The Evolving of the Distinction between Transcendence and Immanence as triggered by Intra- and Interreligious Encounter

The project is connected to a new edition, (English) translation and extensive commentary of the “Records of the Western Regions” (Datang xiyu ji), a 7th century travelogue by the Chinese monk Xuanzang (600?-664). The commentary will not only give copious notes on philological and thematic issues and problems of the text but will also provide a hermeneutic and contextual discussion of its being situated “between cultures and religions” insofar as it was written as a “description” of India by a Chinese Buddhist familiar with Indian culture and religion for a Chinese audience, foremost for the second Tang emperor Taizong.

One of the fascinating aspects of Xuanzang, his biography, and his voluminous work is the fact that as a translator and philosopher he is highly focused on the philosophy and doctrines of the so-called Buddhist school of Idealism, Yogācāra or Vijñānavāda, and of the Abhidharmaśāstra-tradition of the Sarvāstivādin; yet, the work which had the greatest impact on East Asian culture, going far beyond China into Korea, Japan, and Vietnam, is Xuanzang’s travelogue and his biography which “describe” an idealized India as the Sacred Land of Buddhism – the notion of Sacred Land raising the question to what extent its description contains elements of transcendence. It is here where transcendence – in form of references to Buddhist narratives and teachings – and immanence – the description of the situation of society and culture and practiced Buddhism in India (and parts of Central Asia) – encountering each other in a context of a “between cultures” (India – China).

### What is asked
Update the stretch of the project description from "The project is" through "Tang emperor Taizong." by swapping "travelogue" for "travel account".

### Dataset records
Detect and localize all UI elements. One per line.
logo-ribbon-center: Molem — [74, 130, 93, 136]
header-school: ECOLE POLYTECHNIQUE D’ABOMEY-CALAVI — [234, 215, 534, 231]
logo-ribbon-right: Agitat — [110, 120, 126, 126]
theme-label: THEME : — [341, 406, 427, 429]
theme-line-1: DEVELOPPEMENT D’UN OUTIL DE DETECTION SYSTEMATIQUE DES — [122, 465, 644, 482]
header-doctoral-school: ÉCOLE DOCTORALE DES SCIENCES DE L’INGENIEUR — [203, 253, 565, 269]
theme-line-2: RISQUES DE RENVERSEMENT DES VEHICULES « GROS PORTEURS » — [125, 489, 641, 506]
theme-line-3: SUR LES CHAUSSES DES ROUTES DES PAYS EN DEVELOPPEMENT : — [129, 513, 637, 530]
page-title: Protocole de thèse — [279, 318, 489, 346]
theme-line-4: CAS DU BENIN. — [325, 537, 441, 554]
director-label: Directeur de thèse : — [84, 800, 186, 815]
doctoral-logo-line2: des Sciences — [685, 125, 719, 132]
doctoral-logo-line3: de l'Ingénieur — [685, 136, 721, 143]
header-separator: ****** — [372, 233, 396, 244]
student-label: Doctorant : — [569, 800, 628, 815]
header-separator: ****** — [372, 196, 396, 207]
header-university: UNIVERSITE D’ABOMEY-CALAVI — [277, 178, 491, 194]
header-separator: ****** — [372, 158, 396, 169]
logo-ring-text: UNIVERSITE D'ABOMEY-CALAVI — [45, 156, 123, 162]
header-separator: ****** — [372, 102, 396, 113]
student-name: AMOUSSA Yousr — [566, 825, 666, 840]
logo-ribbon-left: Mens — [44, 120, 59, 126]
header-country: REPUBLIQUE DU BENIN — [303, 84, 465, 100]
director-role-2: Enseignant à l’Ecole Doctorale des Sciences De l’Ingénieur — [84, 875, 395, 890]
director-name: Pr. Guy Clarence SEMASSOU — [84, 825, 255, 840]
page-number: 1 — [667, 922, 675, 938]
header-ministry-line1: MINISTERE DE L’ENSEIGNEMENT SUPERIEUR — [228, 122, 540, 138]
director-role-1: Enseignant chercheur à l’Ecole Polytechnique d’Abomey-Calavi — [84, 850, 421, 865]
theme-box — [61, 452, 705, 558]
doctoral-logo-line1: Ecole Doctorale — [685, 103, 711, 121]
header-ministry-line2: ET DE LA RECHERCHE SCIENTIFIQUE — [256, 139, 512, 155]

### Result of this task
The project is connected to a new edition, (English) translation and extensive commentary of the “Records of the Western Regions” (Datang xiyu ji), a 7th century travel account by the Chinese monk Xuanzang (600?-664). The commentary will not only give copious notes on philological and thematic issues and problems of the text but will also provide a hermeneutic and contextual discussion of its being situated “between cultures and religions” insofar as it was written as a “description” of India by a Chinese Buddhist familiar with Indian culture and religion for a Chinese audience, foremost for the second Tang emperor Taizong.